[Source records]
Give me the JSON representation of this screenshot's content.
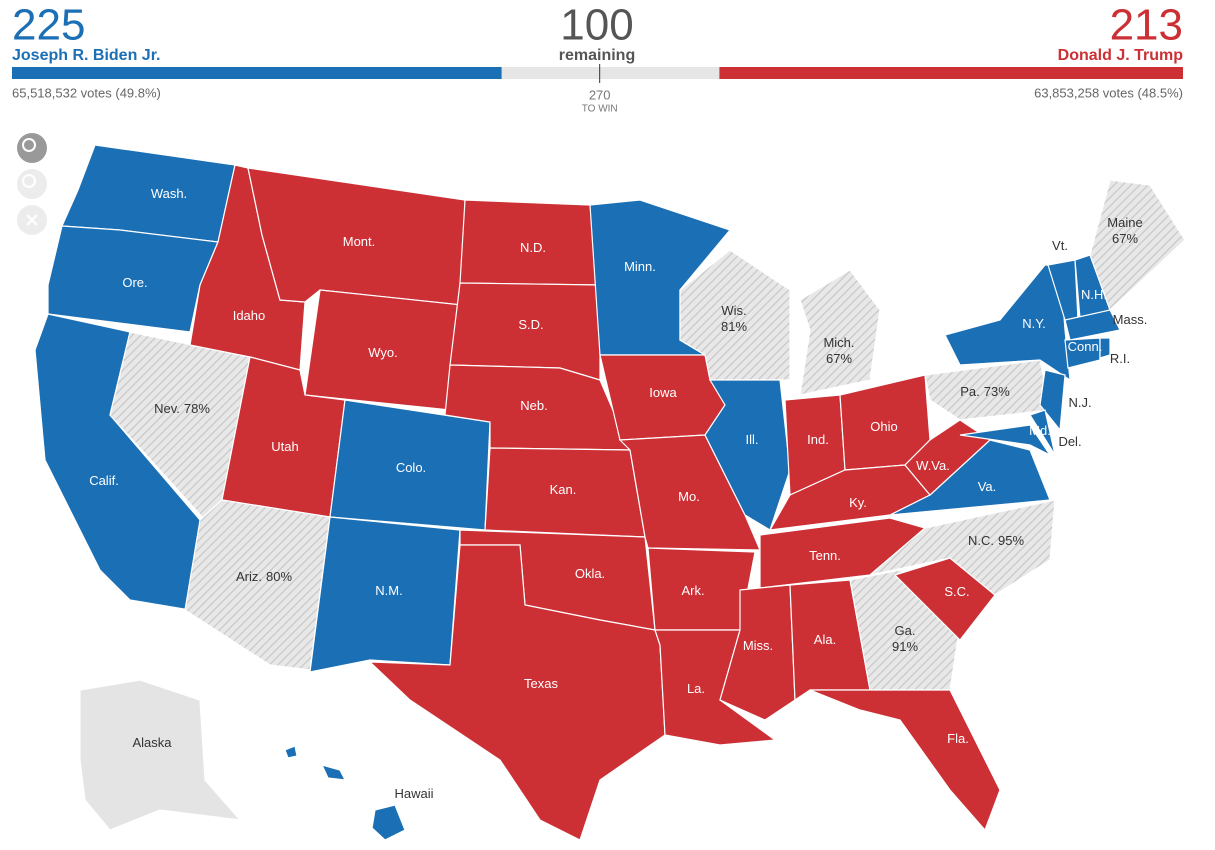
{
  "header": {
    "candidates": [
      {
        "name": "Joseph R. Biden Jr.",
        "electoral_votes": 225,
        "popular_votes": "65,518,532 votes (49.8%)",
        "color": "#1a6fb5"
      },
      {
        "name": "Donald J. Trump",
        "electoral_votes": 213,
        "popular_votes": "63,853,258 votes (48.5%)",
        "color": "#cc2f34"
      }
    ],
    "remaining": {
      "value": 100,
      "label": "remaining",
      "color": "#e6e6e6"
    },
    "to_win": {
      "value": 270,
      "label": "TO WIN"
    }
  },
  "map": {
    "status_colors": {
      "dem": "#1a6fb5",
      "rep": "#cc2f34",
      "counting": "hatch",
      "none": "#e4e4e4"
    },
    "states": [
      {
        "name": "Wash.",
        "status": "dem"
      },
      {
        "name": "Ore.",
        "status": "dem"
      },
      {
        "name": "Calif.",
        "status": "dem"
      },
      {
        "name": "Nev.",
        "reporting": "78%",
        "status": "counting"
      },
      {
        "name": "Idaho",
        "status": "rep"
      },
      {
        "name": "Mont.",
        "status": "rep"
      },
      {
        "name": "Wyo.",
        "status": "rep"
      },
      {
        "name": "Utah",
        "status": "rep"
      },
      {
        "name": "Colo.",
        "status": "dem"
      },
      {
        "name": "Ariz.",
        "reporting": "80%",
        "status": "counting"
      },
      {
        "name": "N.M.",
        "status": "dem"
      },
      {
        "name": "N.D.",
        "status": "rep"
      },
      {
        "name": "S.D.",
        "status": "rep"
      },
      {
        "name": "Neb.",
        "status": "rep"
      },
      {
        "name": "Kan.",
        "status": "rep"
      },
      {
        "name": "Okla.",
        "status": "rep"
      },
      {
        "name": "Texas",
        "status": "rep"
      },
      {
        "name": "Minn.",
        "status": "dem"
      },
      {
        "name": "Iowa",
        "status": "rep"
      },
      {
        "name": "Mo.",
        "status": "rep"
      },
      {
        "name": "Ark.",
        "status": "rep"
      },
      {
        "name": "La.",
        "status": "rep"
      },
      {
        "name": "Wis.",
        "reporting": "81%",
        "status": "counting"
      },
      {
        "name": "Ill.",
        "status": "dem"
      },
      {
        "name": "Mich.",
        "reporting": "67%",
        "status": "counting"
      },
      {
        "name": "Ind.",
        "status": "rep"
      },
      {
        "name": "Ohio",
        "status": "rep"
      },
      {
        "name": "Ky.",
        "status": "rep"
      },
      {
        "name": "Tenn.",
        "status": "rep"
      },
      {
        "name": "Miss.",
        "status": "rep"
      },
      {
        "name": "Ala.",
        "status": "rep"
      },
      {
        "name": "Ga.",
        "reporting": "91%",
        "status": "counting"
      },
      {
        "name": "Fla.",
        "status": "rep"
      },
      {
        "name": "S.C.",
        "status": "rep"
      },
      {
        "name": "N.C.",
        "reporting": "95%",
        "status": "counting"
      },
      {
        "name": "Va.",
        "status": "dem"
      },
      {
        "name": "W.Va.",
        "status": "rep"
      },
      {
        "name": "Pa.",
        "reporting": "73%",
        "status": "counting"
      },
      {
        "name": "N.Y.",
        "status": "dem"
      },
      {
        "name": "N.J.",
        "status": "dem"
      },
      {
        "name": "Del.",
        "status": "dem"
      },
      {
        "name": "Md.",
        "status": "dem"
      },
      {
        "name": "Vt.",
        "status": "dem"
      },
      {
        "name": "N.H.",
        "status": "dem"
      },
      {
        "name": "Maine",
        "reporting": "67%",
        "status": "counting"
      },
      {
        "name": "Mass.",
        "status": "dem"
      },
      {
        "name": "Conn.",
        "status": "dem"
      },
      {
        "name": "R.I.",
        "status": "dem"
      },
      {
        "name": "Alaska",
        "status": "none"
      },
      {
        "name": "Hawaii",
        "status": "dem"
      }
    ]
  }
}
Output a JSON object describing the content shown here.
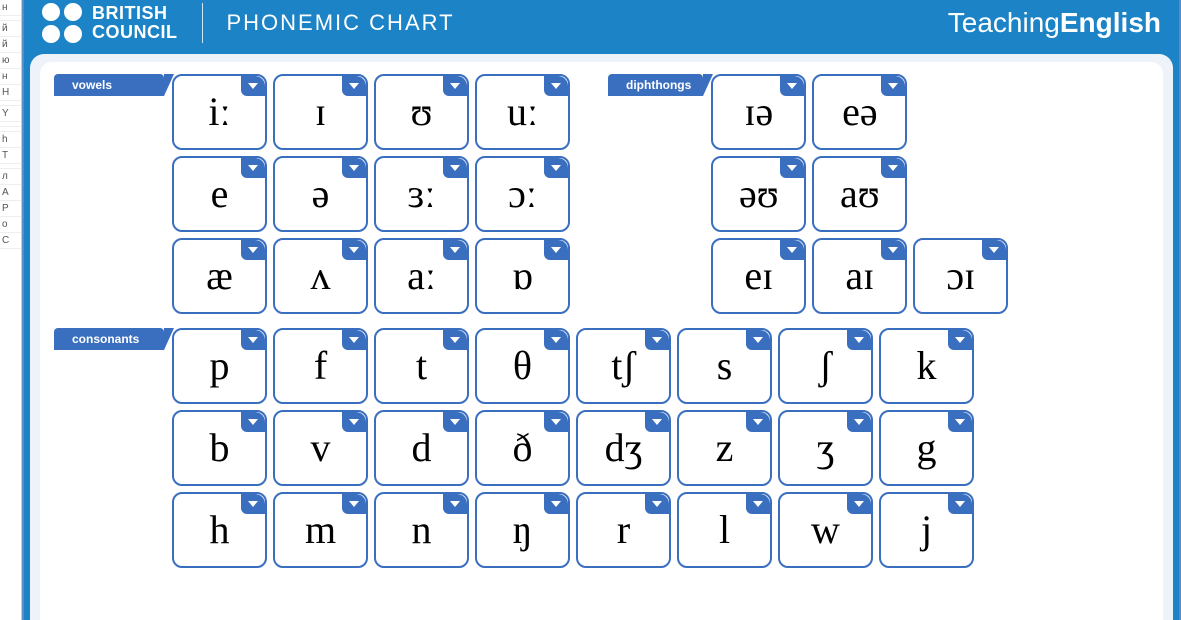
{
  "colors": {
    "header_bg": "#1b83c6",
    "accent": "#3a6fc0",
    "cell_border": "#3a6fc0",
    "corner_bg": "#3a6fc0",
    "area_bg": "#eef3fa"
  },
  "header": {
    "org_line1": "BRITISH",
    "org_line2": "COUNCIL",
    "title": "PHONEMIC CHART",
    "brand_left": "Teaching",
    "brand_right": "English"
  },
  "sidebar_fragments": [
    "н",
    "",
    "й",
    "й",
    "ю",
    "н",
    "Н",
    "",
    "Y",
    "",
    "",
    "h",
    "T",
    "",
    "л",
    "А",
    "Р",
    "о",
    "С"
  ],
  "sections": {
    "vowels": {
      "label": "vowels",
      "cols": 4,
      "cells": [
        "iː",
        "ɪ",
        "ʊ",
        "uː",
        "e",
        "ə",
        "ɜː",
        "ɔː",
        "æ",
        "ʌ",
        "aː",
        "ɒ"
      ]
    },
    "diphthongs": {
      "label": "diphthongs",
      "cols": 3,
      "cells": [
        "ɪə",
        "eə",
        "",
        "əʊ",
        "aʊ",
        "",
        "eɪ",
        "aɪ",
        "ɔɪ"
      ]
    },
    "consonants": {
      "label": "consonants",
      "cols": 8,
      "cells": [
        "p",
        "f",
        "t",
        "θ",
        "tʃ",
        "s",
        "ʃ",
        "k",
        "b",
        "v",
        "d",
        "ð",
        "dʒ",
        "z",
        "ʒ",
        "g",
        "h",
        "m",
        "n",
        "ŋ",
        "r",
        "l",
        "w",
        "j"
      ]
    }
  }
}
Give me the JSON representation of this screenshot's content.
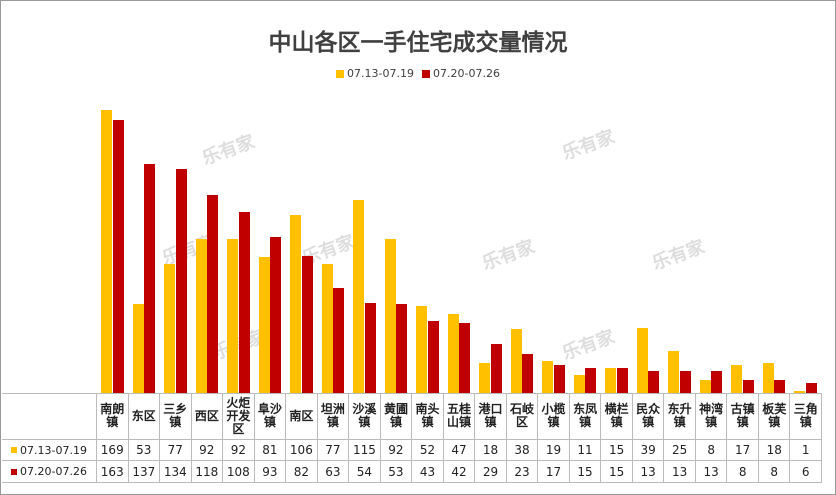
{
  "chart_data": {
    "type": "bar",
    "title": "中山各区一手住宅成交量情况",
    "watermark": "乐有家",
    "categories": [
      "南朗镇",
      "东区",
      "三乡镇",
      "西区",
      "火炬开发区",
      "阜沙镇",
      "南区",
      "坦洲镇",
      "沙溪镇",
      "黄圃镇",
      "南头镇",
      "五桂山镇",
      "港口镇",
      "石岐区",
      "小榄镇",
      "东凤镇",
      "横栏镇",
      "民众镇",
      "东升镇",
      "神湾镇",
      "古镇镇",
      "板芙镇",
      "三角镇"
    ],
    "series": [
      {
        "name": "07.13-07.19",
        "color": "#ffc000",
        "values": [
          169,
          53,
          77,
          92,
          92,
          81,
          106,
          77,
          115,
          92,
          52,
          47,
          18,
          38,
          19,
          11,
          15,
          39,
          25,
          8,
          17,
          18,
          1
        ]
      },
      {
        "name": "07.20-07.26",
        "color": "#c00000",
        "values": [
          163,
          137,
          134,
          118,
          108,
          93,
          82,
          63,
          54,
          53,
          43,
          42,
          29,
          23,
          17,
          15,
          15,
          13,
          13,
          13,
          8,
          8,
          6
        ]
      }
    ]
  }
}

Problem – Every record above should be transcribed exactly; the pictures stay out of the copy.

Final result –
Give me the JSON representation of this screenshot's content.
{
  "header": {
    "candidates": [
      {
        "name": "Joseph R. Biden Jr.",
        "electoral_votes": 225,
        "popular_votes": "65,518,532 votes (49.8%)",
        "color": "#1a6fb5"
      },
      {
        "name": "Donald J. Trump",
        "electoral_votes": 213,
        "popular_votes": "63,853,258 votes (48.5%)",
        "color": "#cc2f34"
      }
    ],
    "remaining": {
      "value": 100,
      "label": "remaining",
      "color": "#e6e6e6"
    },
    "to_win": {
      "value": 270,
      "label": "TO WIN"
    }
  },
  "map": {
    "status_colors": {
      "dem": "#1a6fb5",
      "rep": "#cc2f34",
      "counting": "hatch",
      "none": "#e4e4e4"
    },
    "states": [
      {
        "name": "Wash.",
        "status": "dem"
      },
      {
        "name": "Ore.",
        "status": "dem"
      },
      {
        "name": "Calif.",
        "status": "dem"
      },
      {
        "name": "Nev.",
        "reporting": "78%",
        "status": "counting"
      },
      {
        "name": "Idaho",
        "status": "rep"
      },
      {
        "name": "Mont.",
        "status": "rep"
      },
      {
        "name": "Wyo.",
        "status": "rep"
      },
      {
        "name": "Utah",
        "status": "rep"
      },
      {
        "name": "Colo.",
        "status": "dem"
      },
      {
        "name": "Ariz.",
        "reporting": "80%",
        "status": "counting"
      },
      {
        "name": "N.M.",
        "status": "dem"
      },
      {
        "name": "N.D.",
        "status": "rep"
      },
      {
        "name": "S.D.",
        "status": "rep"
      },
      {
        "name": "Neb.",
        "status": "rep"
      },
      {
        "name": "Kan.",
        "status": "rep"
      },
      {
        "name": "Okla.",
        "status": "rep"
      },
      {
        "name": "Texas",
        "status": "rep"
      },
      {
        "name": "Minn.",
        "status": "dem"
      },
      {
        "name": "Iowa",
        "status": "rep"
      },
      {
        "name": "Mo.",
        "status": "rep"
      },
      {
        "name": "Ark.",
        "status": "rep"
      },
      {
        "name": "La.",
        "status": "rep"
      },
      {
        "name": "Wis.",
        "reporting": "81%",
        "status": "counting"
      },
      {
        "name": "Ill.",
        "status": "dem"
      },
      {
        "name": "Mich.",
        "reporting": "67%",
        "status": "counting"
      },
      {
        "name": "Ind.",
        "status": "rep"
      },
      {
        "name": "Ohio",
        "status": "rep"
      },
      {
        "name": "Ky.",
        "status": "rep"
      },
      {
        "name": "Tenn.",
        "status": "rep"
      },
      {
        "name": "Miss.",
        "status": "rep"
      },
      {
        "name": "Ala.",
        "status": "rep"
      },
      {
        "name": "Ga.",
        "reporting": "91%",
        "status": "counting"
      },
      {
        "name": "Fla.",
        "status": "rep"
      },
      {
        "name": "S.C.",
        "status": "rep"
      },
      {
        "name": "N.C.",
        "reporting": "95%",
        "status": "counting"
      },
      {
        "name": "Va.",
        "status": "dem"
      },
      {
        "name": "W.Va.",
        "status": "rep"
      },
      {
        "name": "Pa.",
        "reporting": "73%",
        "status": "counting"
      },
      {
        "name": "N.Y.",
        "status": "dem"
      },
      {
        "name": "N.J.",
        "status": "dem"
      },
      {
        "name": "Del.",
        "status": "dem"
      },
      {
        "name": "Md.",
        "status": "dem"
      },
      {
        "name": "Vt.",
        "status": "dem"
      },
      {
        "name": "N.H.",
        "status": "dem"
      },
      {
        "name": "Maine",
        "reporting": "67%",
        "status": "counting"
      },
      {
        "name": "Mass.",
        "status": "dem"
      },
      {
        "name": "Conn.",
        "status": "dem"
      },
      {
        "name": "R.I.",
        "status": "dem"
      },
      {
        "name": "Alaska",
        "status": "none"
      },
      {
        "name": "Hawaii",
        "status": "dem"
      }
    ]
  }
}
Output a JSON object describing the content shown here.
{
  "colors": {
    "header_bg": "#1b83c6",
    "accent": "#3a6fc0",
    "cell_border": "#3a6fc0",
    "corner_bg": "#3a6fc0",
    "area_bg": "#eef3fa"
  },
  "header": {
    "org_line1": "BRITISH",
    "org_line2": "COUNCIL",
    "title": "PHONEMIC CHART",
    "brand_left": "Teaching",
    "brand_right": "English"
  },
  "sidebar_fragments": [
    "н",
    "",
    "й",
    "й",
    "ю",
    "н",
    "Н",
    "",
    "Y",
    "",
    "",
    "h",
    "T",
    "",
    "л",
    "А",
    "Р",
    "о",
    "С"
  ],
  "sections": {
    "vowels": {
      "label": "vowels",
      "cols": 4,
      "cells": [
        "iː",
        "ɪ",
        "ʊ",
        "uː",
        "e",
        "ə",
        "ɜː",
        "ɔː",
        "æ",
        "ʌ",
        "aː",
        "ɒ"
      ]
    },
    "diphthongs": {
      "label": "diphthongs",
      "cols": 3,
      "cells": [
        "ɪə",
        "eə",
        "",
        "əʊ",
        "aʊ",
        "",
        "eɪ",
        "aɪ",
        "ɔɪ"
      ]
    },
    "consonants": {
      "label": "consonants",
      "cols": 8,
      "cells": [
        "p",
        "f",
        "t",
        "θ",
        "tʃ",
        "s",
        "ʃ",
        "k",
        "b",
        "v",
        "d",
        "ð",
        "dʒ",
        "z",
        "ʒ",
        "g",
        "h",
        "m",
        "n",
        "ŋ",
        "r",
        "l",
        "w",
        "j"
      ]
    }
  }
}
Give me the JSON representation of this screenshot's content.
{
  "chart_data": {
    "type": "bar",
    "title": "中山各区一手住宅成交量情况",
    "watermark": "乐有家",
    "categories": [
      "南朗镇",
      "东区",
      "三乡镇",
      "西区",
      "火炬开发区",
      "阜沙镇",
      "南区",
      "坦洲镇",
      "沙溪镇",
      "黄圃镇",
      "南头镇",
      "五桂山镇",
      "港口镇",
      "石岐区",
      "小榄镇",
      "东凤镇",
      "横栏镇",
      "民众镇",
      "东升镇",
      "神湾镇",
      "古镇镇",
      "板芙镇",
      "三角镇"
    ],
    "series": [
      {
        "name": "07.13-07.19",
        "color": "#ffc000",
        "values": [
          169,
          53,
          77,
          92,
          92,
          81,
          106,
          77,
          115,
          92,
          52,
          47,
          18,
          38,
          19,
          11,
          15,
          39,
          25,
          8,
          17,
          18,
          1
        ]
      },
      {
        "name": "07.20-07.26",
        "color": "#c00000",
        "values": [
          163,
          137,
          134,
          118,
          108,
          93,
          82,
          63,
          54,
          53,
          43,
          42,
          29,
          23,
          17,
          15,
          15,
          13,
          13,
          13,
          8,
          8,
          6
        ]
      }
    ]
  }
}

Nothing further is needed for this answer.